Exercise task ▸
Copy every record word for word.

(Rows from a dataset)
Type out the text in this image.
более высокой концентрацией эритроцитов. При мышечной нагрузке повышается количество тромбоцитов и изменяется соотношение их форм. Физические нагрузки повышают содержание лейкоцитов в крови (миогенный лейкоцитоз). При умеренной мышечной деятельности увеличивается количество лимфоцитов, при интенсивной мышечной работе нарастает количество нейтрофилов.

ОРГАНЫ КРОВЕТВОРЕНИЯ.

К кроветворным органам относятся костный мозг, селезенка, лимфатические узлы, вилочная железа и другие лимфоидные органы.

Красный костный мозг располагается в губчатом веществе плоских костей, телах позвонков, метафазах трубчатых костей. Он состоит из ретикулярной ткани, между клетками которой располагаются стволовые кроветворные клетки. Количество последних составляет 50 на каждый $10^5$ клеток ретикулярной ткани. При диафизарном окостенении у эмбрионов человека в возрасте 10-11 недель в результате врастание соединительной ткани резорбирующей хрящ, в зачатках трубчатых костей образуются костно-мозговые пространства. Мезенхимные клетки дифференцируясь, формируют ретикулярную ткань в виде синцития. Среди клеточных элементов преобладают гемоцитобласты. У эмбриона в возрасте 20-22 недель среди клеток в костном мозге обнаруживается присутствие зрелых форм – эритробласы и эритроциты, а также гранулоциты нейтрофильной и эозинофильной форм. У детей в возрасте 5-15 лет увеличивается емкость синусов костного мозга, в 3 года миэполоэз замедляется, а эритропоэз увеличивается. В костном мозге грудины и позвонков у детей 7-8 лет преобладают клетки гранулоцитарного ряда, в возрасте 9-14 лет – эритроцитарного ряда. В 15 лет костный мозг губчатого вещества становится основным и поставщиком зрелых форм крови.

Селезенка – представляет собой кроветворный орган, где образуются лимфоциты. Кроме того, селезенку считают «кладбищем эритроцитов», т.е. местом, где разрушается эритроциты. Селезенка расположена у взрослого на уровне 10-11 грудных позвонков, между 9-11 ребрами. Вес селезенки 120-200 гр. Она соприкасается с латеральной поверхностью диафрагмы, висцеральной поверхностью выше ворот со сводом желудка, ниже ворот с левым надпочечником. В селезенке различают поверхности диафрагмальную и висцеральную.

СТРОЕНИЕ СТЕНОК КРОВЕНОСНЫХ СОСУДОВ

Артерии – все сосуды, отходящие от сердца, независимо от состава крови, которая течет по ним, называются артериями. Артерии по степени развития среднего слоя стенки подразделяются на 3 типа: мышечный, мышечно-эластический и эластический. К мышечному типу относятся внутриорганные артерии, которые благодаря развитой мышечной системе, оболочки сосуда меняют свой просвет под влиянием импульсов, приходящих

In response ▸
Type out the text in this image.
более высокой концентрацией эритроцитов. При мышечной нагрузке повышается количество тромбоцитов и изменяется соотношение их форм. Физические нагрузки повышают содержание лейкоцитов в крови (миогенный лейкоцитоз). При умеренной мышечной деятельности увеличивается количество лимфоцитов, при интенсивной мышечной работе нарастает количество нейтрофилов.

ОРГАНЫ КРОВЕТВОРЕНИЯ.

К кроветворным органам относятся костный мозг, селезенка, лимфатические узлы, вилочная железа и другие лимфоидные органы.

Красный костный мозг располагается в губчатом веществе плоских костей, телах позвонков, метафазах трубчатых костей. Он состоит из ретикулярной ткани, между клетками которой располагаются стволовые кроветворные клетки. Количество последних составляет 50 на каждый $10^5$ клеток ретикулярной ткани. При диафизарном окостенении у эмбрионов человека в возрасте 10-11 недель в результате врастание соединительной ткани резорбирующей хрящ, в зачатках трубчатых костей образуются костно-мозговые пространства. Мезенхимные клетки дифференцируясь, формируют ретикулярную ткань в виде синцития. Среди клеточных элементов преобладают гемоцитобласты. У эмбриона в возрасте 20-22 недель среди клеток в костном мозге обнаруживается присутствие зрелых форм – эритробласы и эритроциты, а также гранулоциты нейтрофильной и эозинофильной форм. У детей в возрасте 5-15 лет увеличивается емкость синусов костного мозга, в 3 года миэполоэз замедляется, а эритропоэз увеличивается. В костном мозге грудины и позвонков у детей 7-8 лет преобладают клетки гранулоцитарного ряда, в возрасте 9-14 лет – эритроцитарного ряда. В 15 лет костный мозг губчатого вещества становится основным и поставщиком зрелых форм крови.

Селезенка – представляет собой кроветворный орган, где образуются лимфоциты. Кроме того, селезенку считают «кладбищем эритроцитов», т.е. местом, где разрушается эритроциты. Селезенка расположена у взрослого на уровне 10-11 грудных позвонков, между 9-11 ребрами. Вес селезенки 120-200 гр. Она соприкасается с латеральной поверхностью диафрагмы, висцеральной поверхностью выше ворот со сводом желудка, ниже ворот с левым надпочечником. В селезенке различают поверхности диафрагмальную и висцеральную.

СТРОЕНИЕ СТЕНОК КРОВЕНОСНЫХ СОСУДОВ

Артерии – все сосуды, отходящие от сердца, независимо от состава крови, которая течет по ним, называются артериями. Артерии по степени развития среднего слоя стенки подразделяются на 3 типа: мышечный, мышечно-эластический и эластический. К мышечному типу относятся внутриорганные артерии, которые благодаря развитой мышечной системе, оболочки сосуда меняют свой просвет под влиянием импульсов, приходящих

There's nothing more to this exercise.